### Written instruction
Examine the records and identify each line that includes the string "планировки". Copy those lines.

### Recorded information
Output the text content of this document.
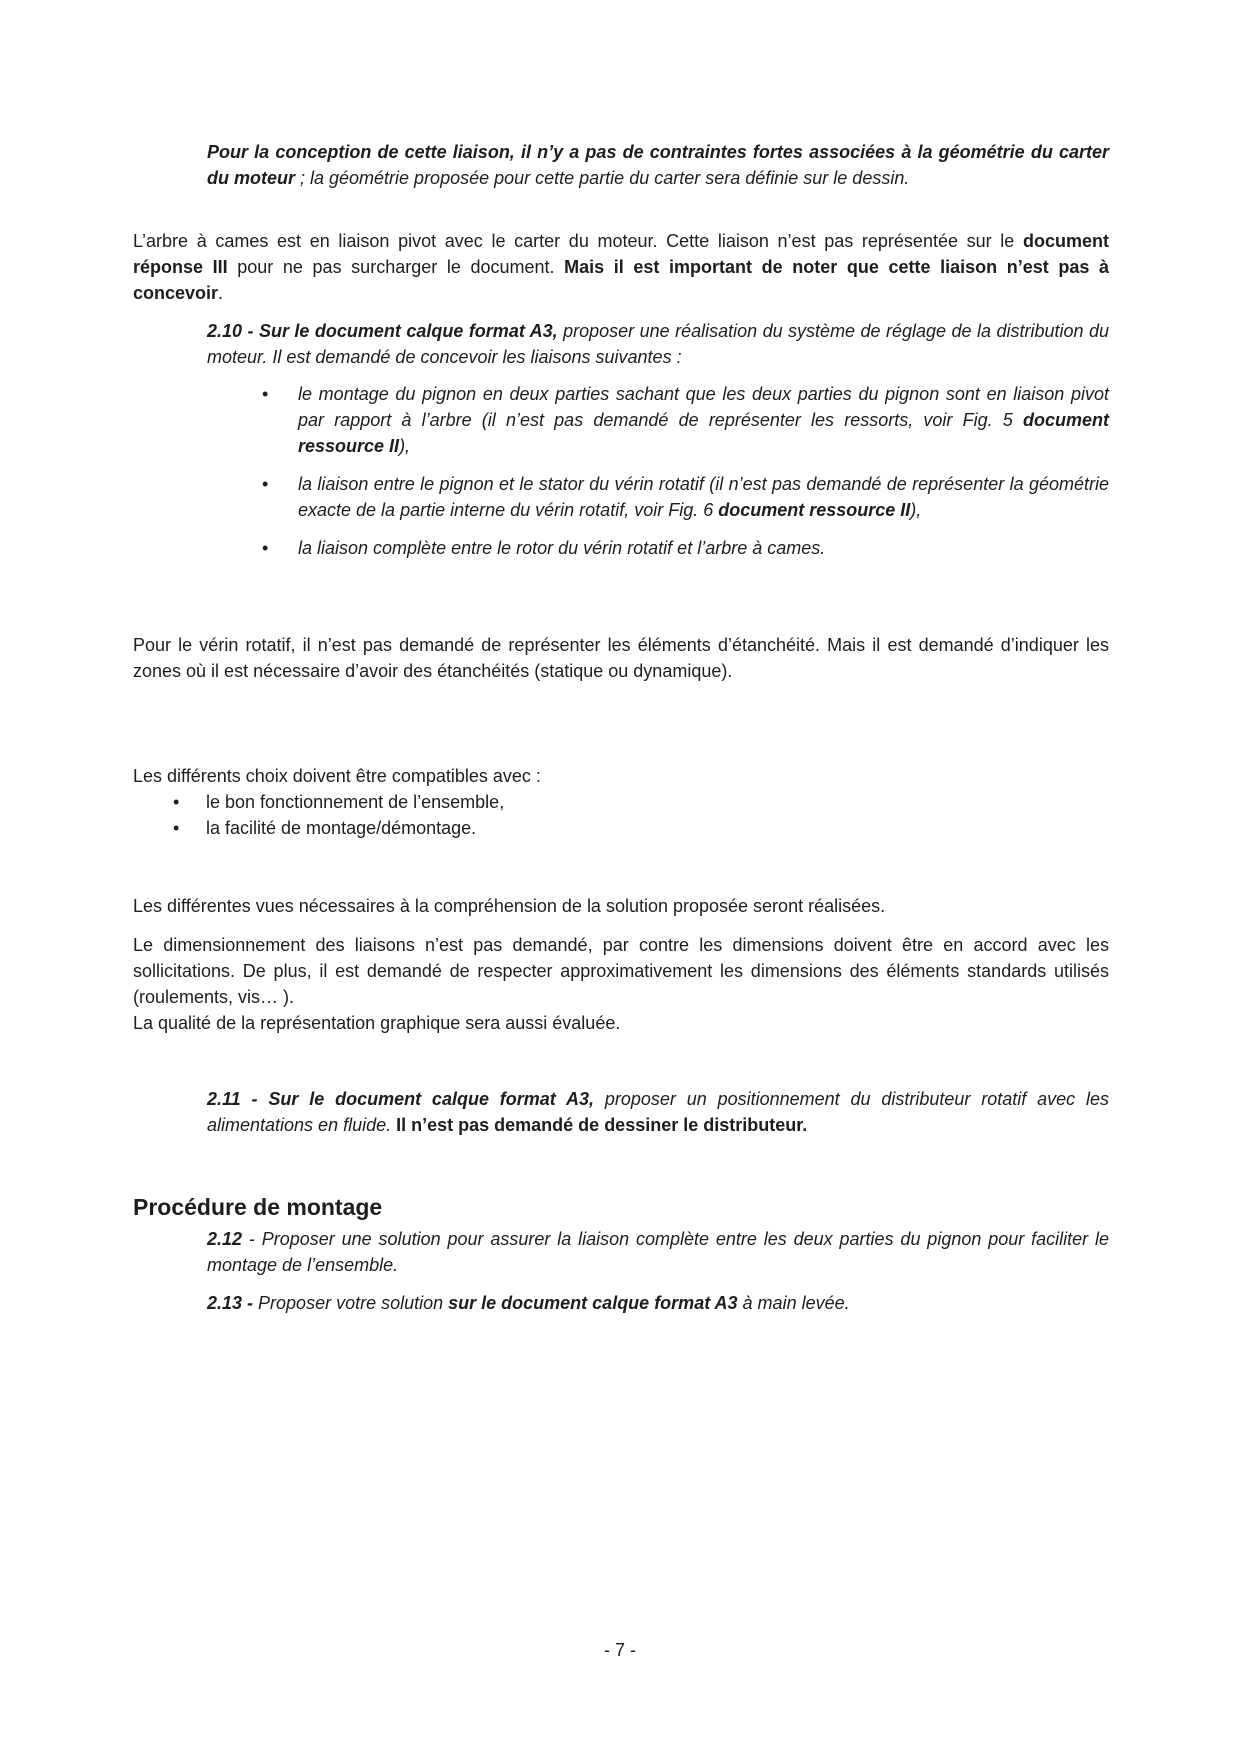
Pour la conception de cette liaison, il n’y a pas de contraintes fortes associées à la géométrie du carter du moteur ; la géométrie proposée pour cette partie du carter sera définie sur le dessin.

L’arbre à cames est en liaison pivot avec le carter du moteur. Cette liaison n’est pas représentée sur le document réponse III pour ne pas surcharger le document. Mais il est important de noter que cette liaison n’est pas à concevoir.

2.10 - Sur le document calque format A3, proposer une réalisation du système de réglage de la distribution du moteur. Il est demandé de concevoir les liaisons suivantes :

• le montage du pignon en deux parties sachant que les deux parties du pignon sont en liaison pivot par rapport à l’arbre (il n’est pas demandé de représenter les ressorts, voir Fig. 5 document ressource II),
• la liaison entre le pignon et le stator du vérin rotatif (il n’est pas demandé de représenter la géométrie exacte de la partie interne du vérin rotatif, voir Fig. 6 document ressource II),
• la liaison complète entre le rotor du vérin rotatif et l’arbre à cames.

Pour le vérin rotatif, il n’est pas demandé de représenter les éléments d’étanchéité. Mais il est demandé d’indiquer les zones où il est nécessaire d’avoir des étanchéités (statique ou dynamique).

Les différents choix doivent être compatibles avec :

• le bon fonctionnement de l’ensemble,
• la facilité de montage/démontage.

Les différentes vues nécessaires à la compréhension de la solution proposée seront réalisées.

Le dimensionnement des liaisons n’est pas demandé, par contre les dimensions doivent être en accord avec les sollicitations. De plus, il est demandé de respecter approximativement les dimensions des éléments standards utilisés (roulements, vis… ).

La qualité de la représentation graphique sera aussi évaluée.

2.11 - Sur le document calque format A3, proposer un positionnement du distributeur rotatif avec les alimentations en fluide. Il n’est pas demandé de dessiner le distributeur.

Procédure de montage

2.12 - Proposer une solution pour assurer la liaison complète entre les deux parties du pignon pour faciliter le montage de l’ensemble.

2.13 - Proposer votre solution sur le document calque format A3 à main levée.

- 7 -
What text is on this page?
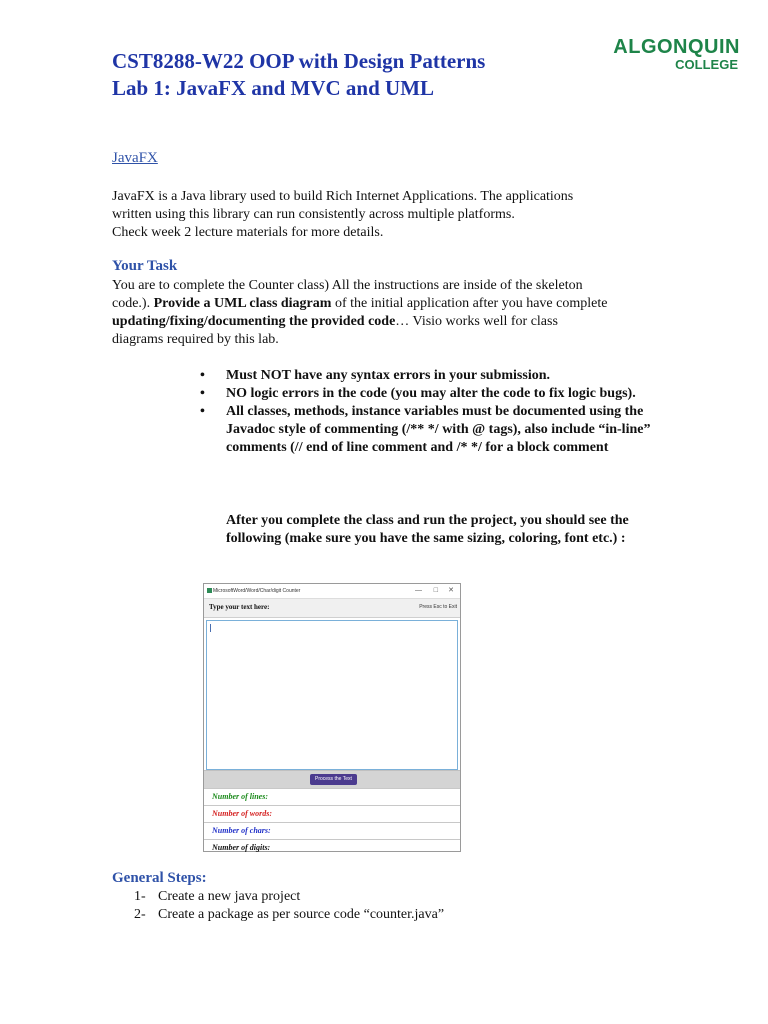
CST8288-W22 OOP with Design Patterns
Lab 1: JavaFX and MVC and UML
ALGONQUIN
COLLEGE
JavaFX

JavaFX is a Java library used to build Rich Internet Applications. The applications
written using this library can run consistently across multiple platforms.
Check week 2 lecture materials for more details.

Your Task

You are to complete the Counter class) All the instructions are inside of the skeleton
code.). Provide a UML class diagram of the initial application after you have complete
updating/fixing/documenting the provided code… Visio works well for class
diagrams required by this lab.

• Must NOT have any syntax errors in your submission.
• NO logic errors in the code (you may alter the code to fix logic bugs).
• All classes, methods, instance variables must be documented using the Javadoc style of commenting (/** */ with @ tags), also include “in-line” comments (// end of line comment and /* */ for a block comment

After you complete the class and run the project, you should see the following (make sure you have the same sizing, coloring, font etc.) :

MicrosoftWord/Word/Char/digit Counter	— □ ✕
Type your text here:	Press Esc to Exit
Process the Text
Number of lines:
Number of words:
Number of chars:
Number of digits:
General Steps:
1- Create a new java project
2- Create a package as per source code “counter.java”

--

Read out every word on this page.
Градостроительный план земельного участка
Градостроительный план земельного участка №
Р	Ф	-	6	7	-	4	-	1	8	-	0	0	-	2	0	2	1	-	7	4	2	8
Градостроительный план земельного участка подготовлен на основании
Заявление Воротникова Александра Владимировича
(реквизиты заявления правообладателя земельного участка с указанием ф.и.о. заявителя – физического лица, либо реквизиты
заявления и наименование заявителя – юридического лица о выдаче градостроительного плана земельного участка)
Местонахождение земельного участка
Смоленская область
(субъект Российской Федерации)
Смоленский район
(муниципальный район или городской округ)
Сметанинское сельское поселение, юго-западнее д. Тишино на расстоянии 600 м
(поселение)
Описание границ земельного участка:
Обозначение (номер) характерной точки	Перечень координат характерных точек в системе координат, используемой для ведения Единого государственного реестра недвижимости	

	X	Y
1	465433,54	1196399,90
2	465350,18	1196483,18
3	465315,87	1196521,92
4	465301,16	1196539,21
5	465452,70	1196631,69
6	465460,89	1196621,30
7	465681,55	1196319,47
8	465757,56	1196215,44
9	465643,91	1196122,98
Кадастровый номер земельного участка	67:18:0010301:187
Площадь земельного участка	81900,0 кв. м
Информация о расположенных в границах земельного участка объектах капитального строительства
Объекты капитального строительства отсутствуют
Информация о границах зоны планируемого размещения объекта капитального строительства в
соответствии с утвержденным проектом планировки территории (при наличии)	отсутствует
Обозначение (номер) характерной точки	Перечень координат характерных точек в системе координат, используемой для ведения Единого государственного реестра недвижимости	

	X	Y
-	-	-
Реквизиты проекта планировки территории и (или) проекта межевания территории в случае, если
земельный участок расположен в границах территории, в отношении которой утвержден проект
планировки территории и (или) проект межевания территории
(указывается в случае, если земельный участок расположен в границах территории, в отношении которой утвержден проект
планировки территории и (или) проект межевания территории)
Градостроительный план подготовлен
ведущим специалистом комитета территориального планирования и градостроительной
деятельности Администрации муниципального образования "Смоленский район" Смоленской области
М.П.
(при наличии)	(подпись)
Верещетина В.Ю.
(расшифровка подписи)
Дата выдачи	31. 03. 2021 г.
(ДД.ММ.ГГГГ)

### Right answer
соответствии с утвержденным проектом планировки территории (при наличии)	отсутствует
Реквизиты проекта планировки территории и (или) проекта межевания территории в случае, если
планировки территории и (или) проект межевания территории
планировки территории и (или) проект межевания территории)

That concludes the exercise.